# [GOAL]
Reproduce the listing below exactly, minus its pictures.

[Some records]
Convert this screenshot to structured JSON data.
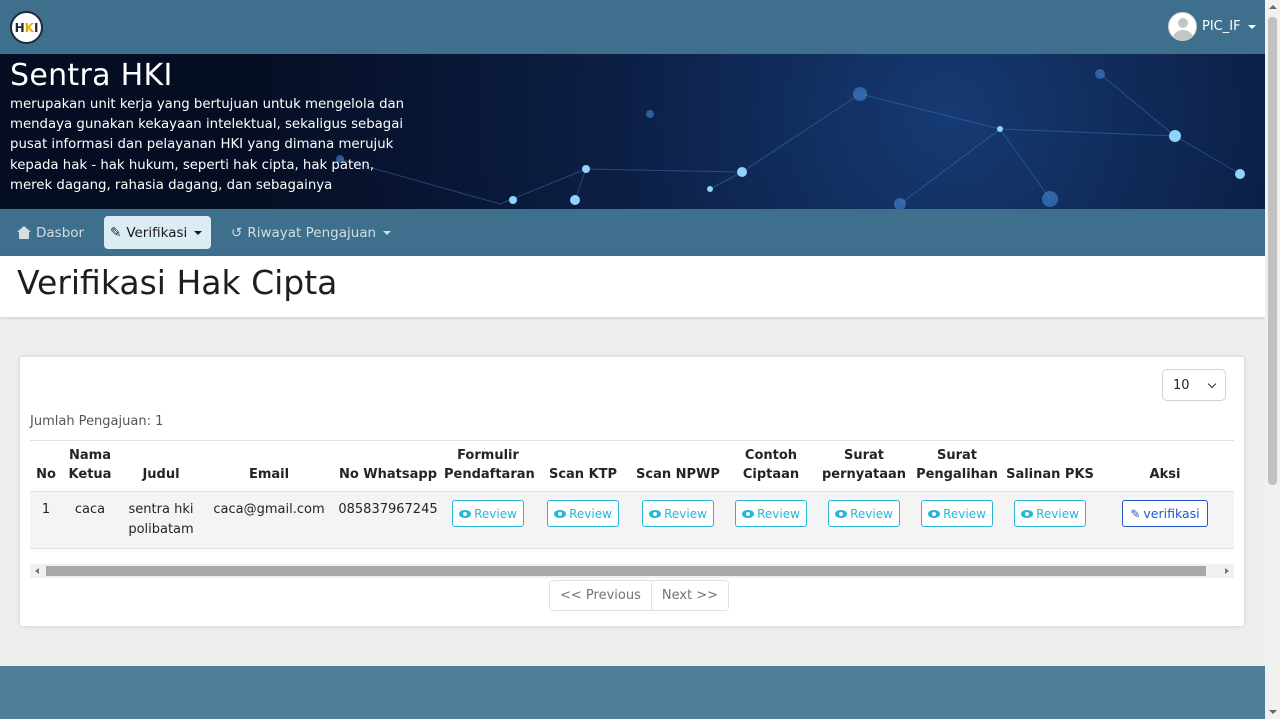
{
  "header": {
    "logo_text": "HKI",
    "user_name": "PIC_IF"
  },
  "hero": {
    "title": "Sentra HKI",
    "description": "merupakan unit kerja yang bertujuan untuk mengelola dan mendaya gunakan kekayaan intelektual, sekaligus sebagai pusat informasi dan pelayanan HKI yang dimana merujuk kepada hak - hak hukum, seperti hak cipta, hak paten, merek dagang, rahasia dagang, dan sebagainya"
  },
  "nav": {
    "items": [
      {
        "label": "Dasbor",
        "icon": "home-icon",
        "active": false
      },
      {
        "label": "Verifikasi",
        "icon": "file-signature-icon",
        "active": true
      },
      {
        "label": "Riwayat Pengajuan",
        "icon": "history-icon",
        "active": false
      }
    ]
  },
  "page": {
    "title": "Verifikasi Hak Cipta",
    "per_page": "10",
    "count_label": "Jumlah Pengajuan: 1"
  },
  "table": {
    "headers": [
      "No",
      "Nama Ketua",
      "Judul",
      "Email",
      "No Whatsapp",
      "Formulir Pendaftaran",
      "Scan KTP",
      "Scan NPWP",
      "Contoh Ciptaan",
      "Surat pernyataan",
      "Surat Pengalihan",
      "Salinan PKS",
      "Aksi"
    ],
    "rows": [
      {
        "no": "1",
        "nama_ketua": "caca",
        "judul": "sentra hki polibatam",
        "email": "caca@gmail.com",
        "whatsapp": "085837967245",
        "review_label": "Review",
        "action_label": "verifikasi"
      }
    ]
  },
  "pagination": {
    "previous": "<< Previous",
    "next": "Next >>"
  },
  "colors": {
    "topbar": "#3e6f8c",
    "review_accent": "#27b6d5",
    "verify_accent": "#2356c9",
    "footer": "#4e7e99"
  }
}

# [RESPONSE TO THE EXERCISE]
Convert this screenshot to structured JSON data.
{
  "header": {
    "logo_text": "HKI",
    "user_name": "PIC_IF"
  },
  "hero": {
    "title": "Sentra HKI",
    "description": "merupakan unit kerja yang bertujuan untuk mengelola dan mendaya gunakan kekayaan intelektual, sekaligus sebagai pusat informasi dan pelayanan HKI yang dimana merujuk kepada hak - hak hukum, seperti hak cipta, hak paten, merek dagang, rahasia dagang, dan sebagainya"
  },
  "nav": {
    "items": [
      {
        "label": "Dasbor",
        "icon": "home-icon",
        "active": false
      },
      {
        "label": "Verifikasi",
        "icon": "file-signature-icon",
        "active": true
      },
      {
        "label": "Riwayat Pengajuan",
        "icon": "history-icon",
        "active": false
      }
    ]
  },
  "page": {
    "title": "Verifikasi Hak Cipta",
    "per_page": "10",
    "count_label": "Jumlah Pengajuan: 1"
  },
  "table": {
    "headers": [
      "No",
      "Nama Ketua",
      "Judul",
      "Email",
      "No Whatsapp",
      "Formulir Pendaftaran",
      "Scan KTP",
      "Scan NPWP",
      "Contoh Ciptaan",
      "Surat pernyataan",
      "Surat Pengalihan",
      "Salinan PKS",
      "Aksi"
    ],
    "rows": [
      {
        "no": "1",
        "nama_ketua": "caca",
        "judul": "sentra hki polibatam",
        "email": "caca@gmail.com",
        "whatsapp": "085837967245",
        "review_label": "Review",
        "action_label": "verifikasi"
      }
    ]
  },
  "pagination": {
    "previous": "<< Previous",
    "next": "Next >>"
  },
  "colors": {
    "topbar": "#3e6f8c",
    "review_accent": "#27b6d5",
    "verify_accent": "#2356c9",
    "footer": "#4e7e99"
  }
}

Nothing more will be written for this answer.